— Begin Rows —
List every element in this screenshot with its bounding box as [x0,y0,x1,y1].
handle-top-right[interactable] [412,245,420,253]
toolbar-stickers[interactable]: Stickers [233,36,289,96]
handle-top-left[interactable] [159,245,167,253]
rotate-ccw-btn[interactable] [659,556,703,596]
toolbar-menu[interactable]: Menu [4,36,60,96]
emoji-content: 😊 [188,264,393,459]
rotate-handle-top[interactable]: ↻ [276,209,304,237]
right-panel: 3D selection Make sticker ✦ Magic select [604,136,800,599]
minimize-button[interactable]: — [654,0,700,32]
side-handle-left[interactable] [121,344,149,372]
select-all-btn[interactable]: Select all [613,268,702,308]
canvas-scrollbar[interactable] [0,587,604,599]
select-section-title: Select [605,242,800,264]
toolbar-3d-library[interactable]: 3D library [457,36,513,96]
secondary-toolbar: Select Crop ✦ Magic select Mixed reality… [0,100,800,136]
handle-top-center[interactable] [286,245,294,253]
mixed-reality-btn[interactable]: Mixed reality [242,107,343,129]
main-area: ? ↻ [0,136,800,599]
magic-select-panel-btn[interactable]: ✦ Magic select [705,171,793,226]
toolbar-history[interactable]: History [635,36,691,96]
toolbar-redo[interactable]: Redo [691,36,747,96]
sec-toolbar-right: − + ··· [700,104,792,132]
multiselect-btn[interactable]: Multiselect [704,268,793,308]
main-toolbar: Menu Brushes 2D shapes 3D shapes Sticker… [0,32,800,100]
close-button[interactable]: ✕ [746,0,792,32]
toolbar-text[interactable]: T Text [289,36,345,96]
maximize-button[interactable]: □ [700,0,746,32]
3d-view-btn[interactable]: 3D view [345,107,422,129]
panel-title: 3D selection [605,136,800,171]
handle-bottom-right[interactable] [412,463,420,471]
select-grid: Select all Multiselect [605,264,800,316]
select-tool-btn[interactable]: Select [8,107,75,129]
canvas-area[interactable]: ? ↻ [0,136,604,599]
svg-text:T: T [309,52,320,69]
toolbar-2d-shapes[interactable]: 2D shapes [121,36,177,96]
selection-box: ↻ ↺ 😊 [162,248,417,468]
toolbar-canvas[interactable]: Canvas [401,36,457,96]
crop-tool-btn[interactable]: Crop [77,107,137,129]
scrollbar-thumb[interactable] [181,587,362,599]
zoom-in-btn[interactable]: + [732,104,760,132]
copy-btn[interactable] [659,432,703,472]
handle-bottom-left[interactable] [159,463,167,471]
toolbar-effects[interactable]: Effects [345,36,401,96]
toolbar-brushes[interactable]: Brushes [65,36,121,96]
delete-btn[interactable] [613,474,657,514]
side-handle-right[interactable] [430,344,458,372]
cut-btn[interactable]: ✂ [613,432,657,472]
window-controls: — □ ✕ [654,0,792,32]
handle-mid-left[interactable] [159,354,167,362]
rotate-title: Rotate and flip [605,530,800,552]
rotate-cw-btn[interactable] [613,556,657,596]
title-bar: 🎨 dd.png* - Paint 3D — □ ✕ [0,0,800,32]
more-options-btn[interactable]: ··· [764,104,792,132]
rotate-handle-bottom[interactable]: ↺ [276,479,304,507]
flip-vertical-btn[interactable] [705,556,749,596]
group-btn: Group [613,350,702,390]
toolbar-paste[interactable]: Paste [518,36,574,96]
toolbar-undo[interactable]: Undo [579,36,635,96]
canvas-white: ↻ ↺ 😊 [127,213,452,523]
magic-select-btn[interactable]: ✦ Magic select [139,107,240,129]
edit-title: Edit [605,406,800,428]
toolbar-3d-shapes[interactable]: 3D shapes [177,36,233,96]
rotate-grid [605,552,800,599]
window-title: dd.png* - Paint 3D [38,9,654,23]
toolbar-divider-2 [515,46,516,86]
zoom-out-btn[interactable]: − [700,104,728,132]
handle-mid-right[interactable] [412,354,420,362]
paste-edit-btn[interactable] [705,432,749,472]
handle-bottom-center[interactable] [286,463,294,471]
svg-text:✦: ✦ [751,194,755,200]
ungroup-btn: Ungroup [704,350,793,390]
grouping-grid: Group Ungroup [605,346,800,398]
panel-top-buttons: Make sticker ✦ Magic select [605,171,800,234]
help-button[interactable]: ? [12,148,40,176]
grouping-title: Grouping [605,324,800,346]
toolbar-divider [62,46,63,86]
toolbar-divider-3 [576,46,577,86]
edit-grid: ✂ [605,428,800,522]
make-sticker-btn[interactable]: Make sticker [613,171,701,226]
— End Rows —
Reproduce every line of the listing above, character for character and in the same order.

List every element in this screenshot with its bounding box as [x0,y0,x1,y1].
handle-top-right[interactable] [412,245,420,253]
toolbar-stickers[interactable]: Stickers [233,36,289,96]
handle-top-left[interactable] [159,245,167,253]
rotate-ccw-btn[interactable] [659,556,703,596]
toolbar-menu[interactable]: Menu [4,36,60,96]
emoji-content: 😊 [188,264,393,459]
rotate-handle-top[interactable]: ↻ [276,209,304,237]
right-panel: 3D selection Make sticker ✦ Magic select [604,136,800,599]
minimize-button[interactable]: — [654,0,700,32]
side-handle-left[interactable] [121,344,149,372]
select-all-btn[interactable]: Select all [613,268,702,308]
canvas-scrollbar[interactable] [0,587,604,599]
select-section-title: Select [605,242,800,264]
toolbar-3d-library[interactable]: 3D library [457,36,513,96]
secondary-toolbar: Select Crop ✦ Magic select Mixed reality… [0,100,800,136]
handle-top-center[interactable] [286,245,294,253]
mixed-reality-btn[interactable]: Mixed reality [242,107,343,129]
main-area: ? ↻ [0,136,800,599]
magic-select-panel-btn[interactable]: ✦ Magic select [705,171,793,226]
toolbar-history[interactable]: History [635,36,691,96]
toolbar-redo[interactable]: Redo [691,36,747,96]
sec-toolbar-right: − + ··· [700,104,792,132]
multiselect-btn[interactable]: Multiselect [704,268,793,308]
main-toolbar: Menu Brushes 2D shapes 3D shapes Sticker… [0,32,800,100]
close-button[interactable]: ✕ [746,0,792,32]
toolbar-text[interactable]: T Text [289,36,345,96]
maximize-button[interactable]: □ [700,0,746,32]
3d-view-btn[interactable]: 3D view [345,107,422,129]
panel-title: 3D selection [605,136,800,171]
handle-bottom-right[interactable] [412,463,420,471]
select-grid: Select all Multiselect [605,264,800,316]
select-tool-btn[interactable]: Select [8,107,75,129]
canvas-area[interactable]: ? ↻ [0,136,604,599]
svg-text:T: T [309,52,320,69]
toolbar-2d-shapes[interactable]: 2D shapes [121,36,177,96]
selection-box: ↻ ↺ 😊 [162,248,417,468]
toolbar-canvas[interactable]: Canvas [401,36,457,96]
crop-tool-btn[interactable]: Crop [77,107,137,129]
scrollbar-thumb[interactable] [181,587,362,599]
zoom-in-btn[interactable]: + [732,104,760,132]
copy-btn[interactable] [659,432,703,472]
handle-bottom-left[interactable] [159,463,167,471]
toolbar-effects[interactable]: Effects [345,36,401,96]
toolbar-brushes[interactable]: Brushes [65,36,121,96]
delete-btn[interactable] [613,474,657,514]
side-handle-right[interactable] [430,344,458,372]
cut-btn[interactable]: ✂ [613,432,657,472]
window-controls: — □ ✕ [654,0,792,32]
handle-mid-left[interactable] [159,354,167,362]
rotate-title: Rotate and flip [605,530,800,552]
rotate-cw-btn[interactable] [613,556,657,596]
title-bar: 🎨 dd.png* - Paint 3D — □ ✕ [0,0,800,32]
more-options-btn[interactable]: ··· [764,104,792,132]
rotate-handle-bottom[interactable]: ↺ [276,479,304,507]
flip-vertical-btn[interactable] [705,556,749,596]
group-btn: Group [613,350,702,390]
toolbar-paste[interactable]: Paste [518,36,574,96]
toolbar-undo[interactable]: Undo [579,36,635,96]
canvas-white: ↻ ↺ 😊 [127,213,452,523]
magic-select-btn[interactable]: ✦ Magic select [139,107,240,129]
edit-title: Edit [605,406,800,428]
toolbar-3d-shapes[interactable]: 3D shapes [177,36,233,96]
rotate-grid [605,552,800,599]
window-title: dd.png* - Paint 3D [38,9,654,23]
toolbar-divider-2 [515,46,516,86]
zoom-out-btn[interactable]: − [700,104,728,132]
handle-mid-right[interactable] [412,354,420,362]
paste-edit-btn[interactable] [705,432,749,472]
handle-bottom-center[interactable] [286,463,294,471]
svg-text:✦: ✦ [751,194,755,200]
ungroup-btn: Ungroup [704,350,793,390]
grouping-grid: Group Ungroup [605,346,800,398]
panel-top-buttons: Make sticker ✦ Magic select [605,171,800,234]
help-button[interactable]: ? [12,148,40,176]
grouping-title: Grouping [605,324,800,346]
toolbar-divider [62,46,63,86]
toolbar-divider-3 [576,46,577,86]
edit-grid: ✂ [605,428,800,522]
make-sticker-btn[interactable]: Make sticker [613,171,701,226]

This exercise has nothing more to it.